## What to work on
[1] Answer these from the news text on attacks in Iraq:
(a) How long was Zarqawi's audio recording?
(b) Where in Baghdad is the Taf mosque?
(c) At which mosque did Mahmoud Sumaidae speak?
[2] From the news text on attacks in Iraq, echo the passage between "The sectarian cast" and "in southwest Baghdad.", inclusive.

## Text extract

The attacks at the mosque and wedding party clearly targeted Shiites, Iraq's long-repressed majority. In large numbers, they have embraced the elections as a way to obtain power commensurate with their numbers. While opinions among members of the Sunni minority are mixed, some influential Sunni groups have urged a boycott, and the most militant have threatened to disrupt the vote by attacking polling stations, candidates and voters.
The attacks Friday came a day after Abu Musab Zarqawi, a Jordanian militant who has declared himself an ally of Osama bin Laden, berated Iraq's Shiites for cooperating with U.S. forces. He also denounced the Shiite community's most prominent leader, Grand Ayatollah Ali Sistani, in a 74-minute audio recording posted on the Internet.
The sectarian cast to the violence has unsettled many in Baghdad, where residents point to intermarriage and mixed neighborhoods as signs that the Sunni-Shiite divide is often exaggerated. At Friday prayers in prominent mosques, speakers were quick to denounce the morning attack on the Taf mosque in southwest Baghdad.
"We condemn the targeting of places of worship," Mahmoud Sumaidae, a Sunni prayer leader, said at the Um al-Qura mosque, known for its fierce anti-occupation rhetoric. "What happened this morning in targeting the mosque is sabotage aimed at dividing the nation and its unity."
At Baratha, a revered Shiite mosque, the preacher, Jalaledin Saghir, declared that the attacks "will not sway us from our path, nor will they break our will."
"Our Sunni brothers have distanced themselves from and condemned these acts because we have lived together side by side for centuries, and during this long history, families have been made and tribal ties forged and cemented by coexistence," Saghir said.

## Information supplied
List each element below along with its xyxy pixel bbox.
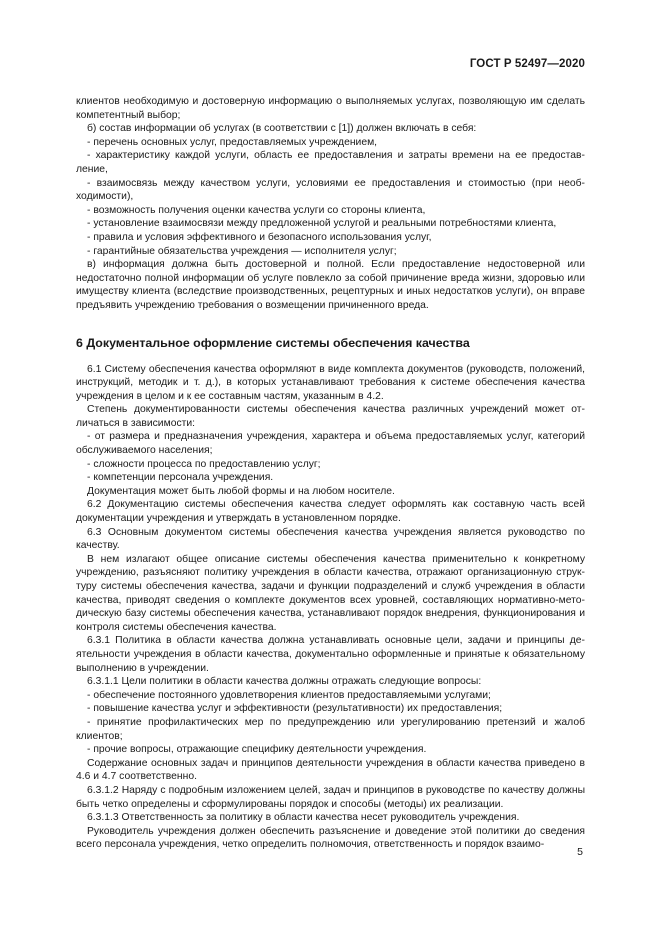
* * *
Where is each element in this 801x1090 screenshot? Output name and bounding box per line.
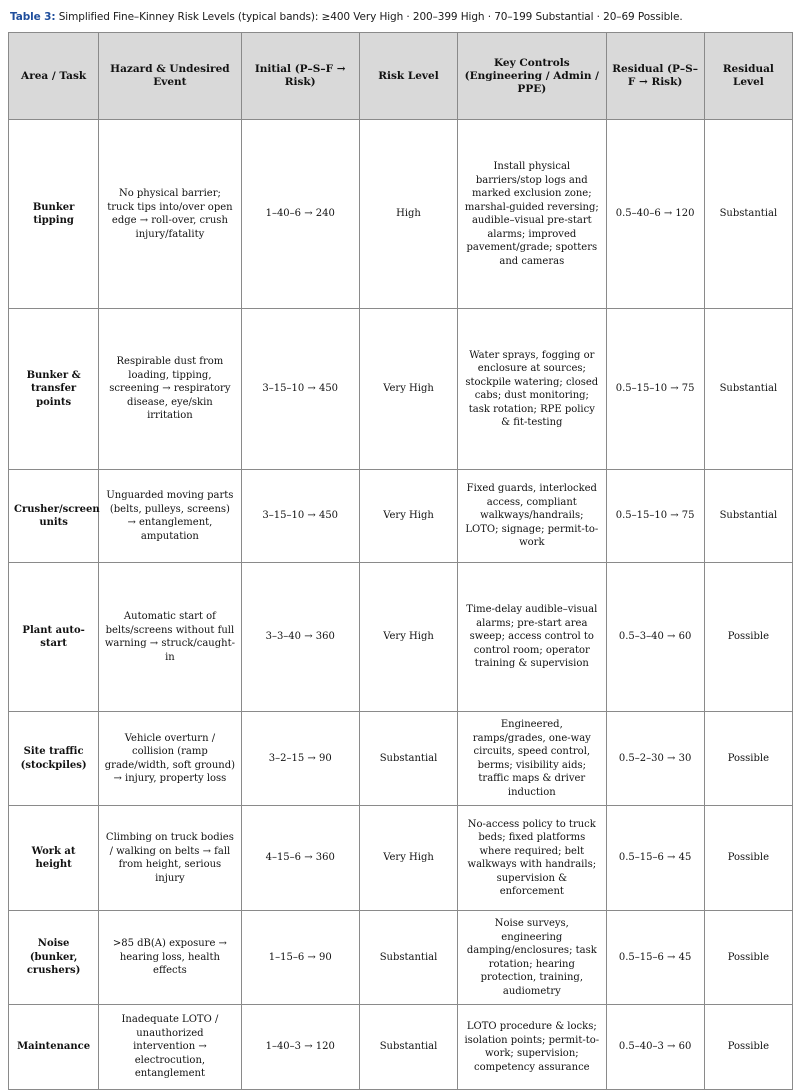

## Full answers
[1]
(a) 74 minutes
(b) Southwest Baghdad
(c) The Um al-Qura mosque

[2]
The sectarian cast to the violence has unsettled many in Baghdad, where residents point to intermarriage and mixed neighborhoods as signs that the Sunni-Shiite divide is often exaggerated. At Friday prayers in prominent mosques, speakers were quick to denounce the morning attack on the Taf mosque in southwest Baghdad.